◆ **Work required**
Copy all the entries word for word, but omit the pictures.

◆ **Data for the task**
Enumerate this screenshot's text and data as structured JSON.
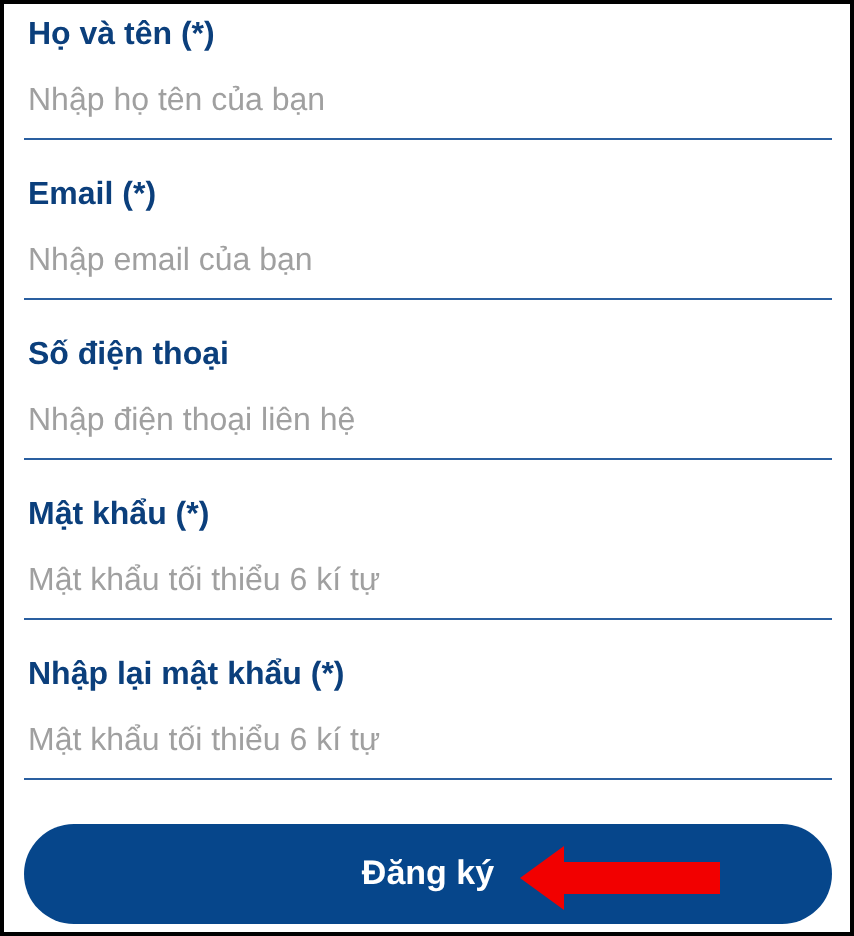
{
  "fields": [
    {
      "label": "Họ và tên (*)",
      "placeholder": "Nhập họ tên của bạn"
    },
    {
      "label": "Email (*)",
      "placeholder": "Nhập email của bạn"
    },
    {
      "label": "Số điện thoại",
      "placeholder": "Nhập điện thoại liên hệ"
    },
    {
      "label": "Mật khẩu (*)",
      "placeholder": "Mật khẩu tối thiểu 6 kí tự"
    },
    {
      "label": "Nhập lại mật khẩu (*)",
      "placeholder": "Mật khẩu tối thiểu 6 kí tự"
    }
  ],
  "submit_button": "Đăng ký"
}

◆ **Task solution**
Enumerate this screenshot's text and data as structured JSON.
{
  "fields": [
    {
      "label": "Họ và tên (*)",
      "placeholder": "Nhập họ tên của bạn"
    },
    {
      "label": "Email (*)",
      "placeholder": "Nhập email của bạn"
    },
    {
      "label": "Số điện thoại",
      "placeholder": "Nhập điện thoại liên hệ"
    },
    {
      "label": "Mật khẩu (*)",
      "placeholder": "Mật khẩu tối thiểu 6 kí tự"
    },
    {
      "label": "Nhập lại mật khẩu (*)",
      "placeholder": "Mật khẩu tối thiểu 6 kí tự"
    }
  ],
  "submit_button": "Đăng ký"
}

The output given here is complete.